**GIVEN RECORDS:**
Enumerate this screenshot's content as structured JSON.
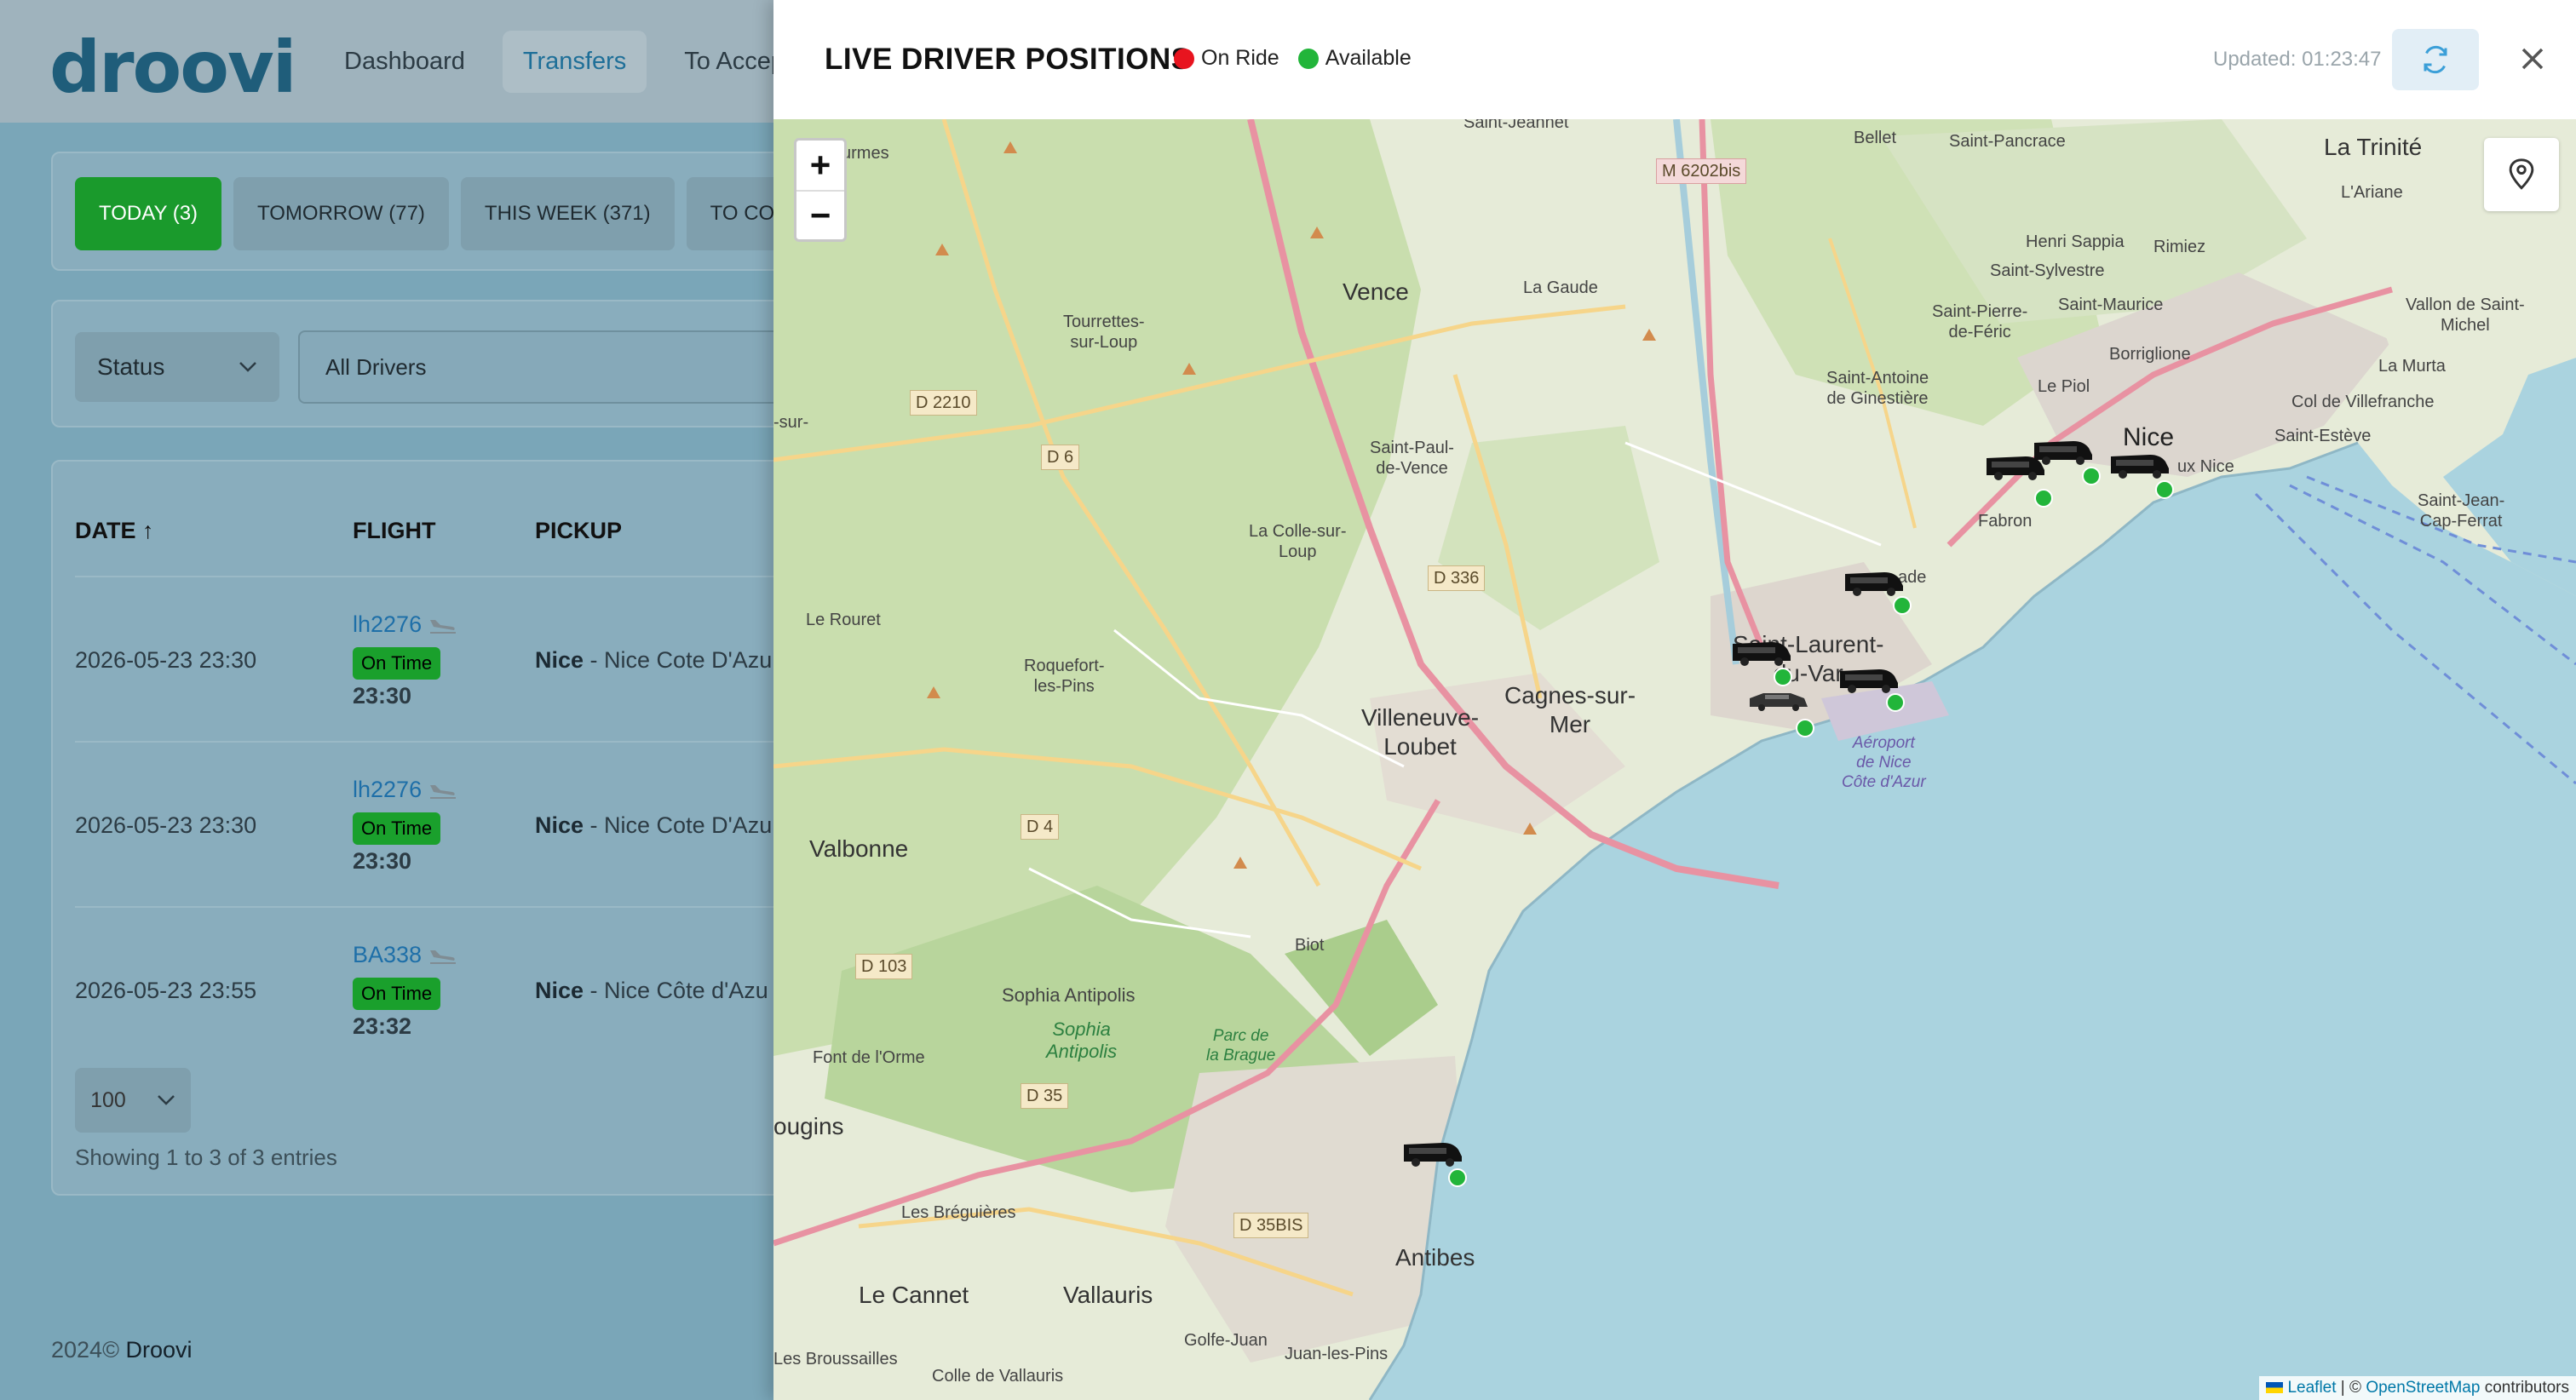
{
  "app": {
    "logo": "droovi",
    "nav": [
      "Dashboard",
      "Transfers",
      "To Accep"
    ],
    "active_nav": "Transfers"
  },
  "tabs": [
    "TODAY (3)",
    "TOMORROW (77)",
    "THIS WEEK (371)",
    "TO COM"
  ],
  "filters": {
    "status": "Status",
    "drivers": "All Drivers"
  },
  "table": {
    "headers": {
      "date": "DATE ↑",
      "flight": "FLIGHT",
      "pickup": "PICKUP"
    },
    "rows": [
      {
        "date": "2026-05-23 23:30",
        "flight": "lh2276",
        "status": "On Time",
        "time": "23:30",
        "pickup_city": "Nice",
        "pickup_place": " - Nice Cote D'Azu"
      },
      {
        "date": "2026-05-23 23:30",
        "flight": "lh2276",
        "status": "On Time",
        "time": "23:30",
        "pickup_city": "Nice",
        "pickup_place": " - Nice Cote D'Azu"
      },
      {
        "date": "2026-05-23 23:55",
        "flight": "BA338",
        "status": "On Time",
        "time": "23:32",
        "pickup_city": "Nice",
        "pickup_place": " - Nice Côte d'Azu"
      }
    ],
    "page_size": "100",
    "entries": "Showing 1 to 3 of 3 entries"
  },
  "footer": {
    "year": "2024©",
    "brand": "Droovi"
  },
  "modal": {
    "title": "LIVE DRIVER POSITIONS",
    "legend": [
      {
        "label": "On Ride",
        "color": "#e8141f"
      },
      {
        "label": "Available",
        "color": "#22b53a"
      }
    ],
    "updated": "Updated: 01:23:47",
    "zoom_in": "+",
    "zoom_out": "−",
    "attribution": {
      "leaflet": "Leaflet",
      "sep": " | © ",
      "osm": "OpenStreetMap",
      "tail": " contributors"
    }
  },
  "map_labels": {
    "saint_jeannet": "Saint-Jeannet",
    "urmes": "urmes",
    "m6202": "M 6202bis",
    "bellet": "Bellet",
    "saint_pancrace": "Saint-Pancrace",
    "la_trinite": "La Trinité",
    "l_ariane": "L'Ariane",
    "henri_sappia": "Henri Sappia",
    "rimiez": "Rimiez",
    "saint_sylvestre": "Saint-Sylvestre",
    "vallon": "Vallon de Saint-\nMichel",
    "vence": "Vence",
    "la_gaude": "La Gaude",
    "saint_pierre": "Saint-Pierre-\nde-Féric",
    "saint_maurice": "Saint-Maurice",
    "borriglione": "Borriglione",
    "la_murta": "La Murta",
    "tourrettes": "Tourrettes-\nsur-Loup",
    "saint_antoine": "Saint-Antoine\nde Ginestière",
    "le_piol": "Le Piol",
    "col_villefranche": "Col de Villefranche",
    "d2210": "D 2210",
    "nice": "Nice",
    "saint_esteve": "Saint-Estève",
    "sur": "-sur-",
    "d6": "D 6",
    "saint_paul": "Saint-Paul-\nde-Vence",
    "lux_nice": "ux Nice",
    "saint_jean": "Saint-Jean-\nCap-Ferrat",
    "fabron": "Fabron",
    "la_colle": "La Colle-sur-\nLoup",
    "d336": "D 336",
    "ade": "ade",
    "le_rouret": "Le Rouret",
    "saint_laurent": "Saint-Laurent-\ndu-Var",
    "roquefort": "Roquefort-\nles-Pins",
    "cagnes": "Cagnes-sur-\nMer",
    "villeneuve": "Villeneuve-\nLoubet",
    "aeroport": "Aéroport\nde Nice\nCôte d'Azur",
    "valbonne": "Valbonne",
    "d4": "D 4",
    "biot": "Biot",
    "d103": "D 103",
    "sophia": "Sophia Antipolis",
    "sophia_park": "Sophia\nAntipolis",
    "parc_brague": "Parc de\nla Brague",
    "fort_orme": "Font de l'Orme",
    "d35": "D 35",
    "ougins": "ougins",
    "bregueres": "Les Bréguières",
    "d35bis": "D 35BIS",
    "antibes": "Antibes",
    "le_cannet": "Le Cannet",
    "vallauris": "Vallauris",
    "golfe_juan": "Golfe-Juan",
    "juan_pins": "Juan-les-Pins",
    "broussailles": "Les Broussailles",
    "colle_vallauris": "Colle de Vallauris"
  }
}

**EXERCISE GOAL:** From the entries above, output every line exactly and omit any image.

**COMPLETED TASK:**
Enumerate this screenshot's content as structured JSON.
{
  "app": {
    "logo": "droovi",
    "nav": [
      "Dashboard",
      "Transfers",
      "To Accep"
    ],
    "active_nav": "Transfers"
  },
  "tabs": [
    "TODAY (3)",
    "TOMORROW (77)",
    "THIS WEEK (371)",
    "TO COM"
  ],
  "filters": {
    "status": "Status",
    "drivers": "All Drivers"
  },
  "table": {
    "headers": {
      "date": "DATE ↑",
      "flight": "FLIGHT",
      "pickup": "PICKUP"
    },
    "rows": [
      {
        "date": "2026-05-23 23:30",
        "flight": "lh2276",
        "status": "On Time",
        "time": "23:30",
        "pickup_city": "Nice",
        "pickup_place": " - Nice Cote D'Azu"
      },
      {
        "date": "2026-05-23 23:30",
        "flight": "lh2276",
        "status": "On Time",
        "time": "23:30",
        "pickup_city": "Nice",
        "pickup_place": " - Nice Cote D'Azu"
      },
      {
        "date": "2026-05-23 23:55",
        "flight": "BA338",
        "status": "On Time",
        "time": "23:32",
        "pickup_city": "Nice",
        "pickup_place": " - Nice Côte d'Azu"
      }
    ],
    "page_size": "100",
    "entries": "Showing 1 to 3 of 3 entries"
  },
  "footer": {
    "year": "2024©",
    "brand": "Droovi"
  },
  "modal": {
    "title": "LIVE DRIVER POSITIONS",
    "legend": [
      {
        "label": "On Ride",
        "color": "#e8141f"
      },
      {
        "label": "Available",
        "color": "#22b53a"
      }
    ],
    "updated": "Updated: 01:23:47",
    "zoom_in": "+",
    "zoom_out": "−",
    "attribution": {
      "leaflet": "Leaflet",
      "sep": " | © ",
      "osm": "OpenStreetMap",
      "tail": " contributors"
    }
  },
  "map_labels": {
    "saint_jeannet": "Saint-Jeannet",
    "urmes": "urmes",
    "m6202": "M 6202bis",
    "bellet": "Bellet",
    "saint_pancrace": "Saint-Pancrace",
    "la_trinite": "La Trinité",
    "l_ariane": "L'Ariane",
    "henri_sappia": "Henri Sappia",
    "rimiez": "Rimiez",
    "saint_sylvestre": "Saint-Sylvestre",
    "vallon": "Vallon de Saint-\nMichel",
    "vence": "Vence",
    "la_gaude": "La Gaude",
    "saint_pierre": "Saint-Pierre-\nde-Féric",
    "saint_maurice": "Saint-Maurice",
    "borriglione": "Borriglione",
    "la_murta": "La Murta",
    "tourrettes": "Tourrettes-\nsur-Loup",
    "saint_antoine": "Saint-Antoine\nde Ginestière",
    "le_piol": "Le Piol",
    "col_villefranche": "Col de Villefranche",
    "d2210": "D 2210",
    "nice": "Nice",
    "saint_esteve": "Saint-Estève",
    "sur": "-sur-",
    "d6": "D 6",
    "saint_paul": "Saint-Paul-\nde-Vence",
    "lux_nice": "ux Nice",
    "saint_jean": "Saint-Jean-\nCap-Ferrat",
    "fabron": "Fabron",
    "la_colle": "La Colle-sur-\nLoup",
    "d336": "D 336",
    "ade": "ade",
    "le_rouret": "Le Rouret",
    "saint_laurent": "Saint-Laurent-\ndu-Var",
    "roquefort": "Roquefort-\nles-Pins",
    "cagnes": "Cagnes-sur-\nMer",
    "villeneuve": "Villeneuve-\nLoubet",
    "aeroport": "Aéroport\nde Nice\nCôte d'Azur",
    "valbonne": "Valbonne",
    "d4": "D 4",
    "biot": "Biot",
    "d103": "D 103",
    "sophia": "Sophia Antipolis",
    "sophia_park": "Sophia\nAntipolis",
    "parc_brague": "Parc de\nla Brague",
    "fort_orme": "Font de l'Orme",
    "d35": "D 35",
    "ougins": "ougins",
    "bregueres": "Les Bréguières",
    "d35bis": "D 35BIS",
    "antibes": "Antibes",
    "le_cannet": "Le Cannet",
    "vallauris": "Vallauris",
    "golfe_juan": "Golfe-Juan",
    "juan_pins": "Juan-les-Pins",
    "broussailles": "Les Broussailles",
    "colle_vallauris": "Colle de Vallauris"
  }
}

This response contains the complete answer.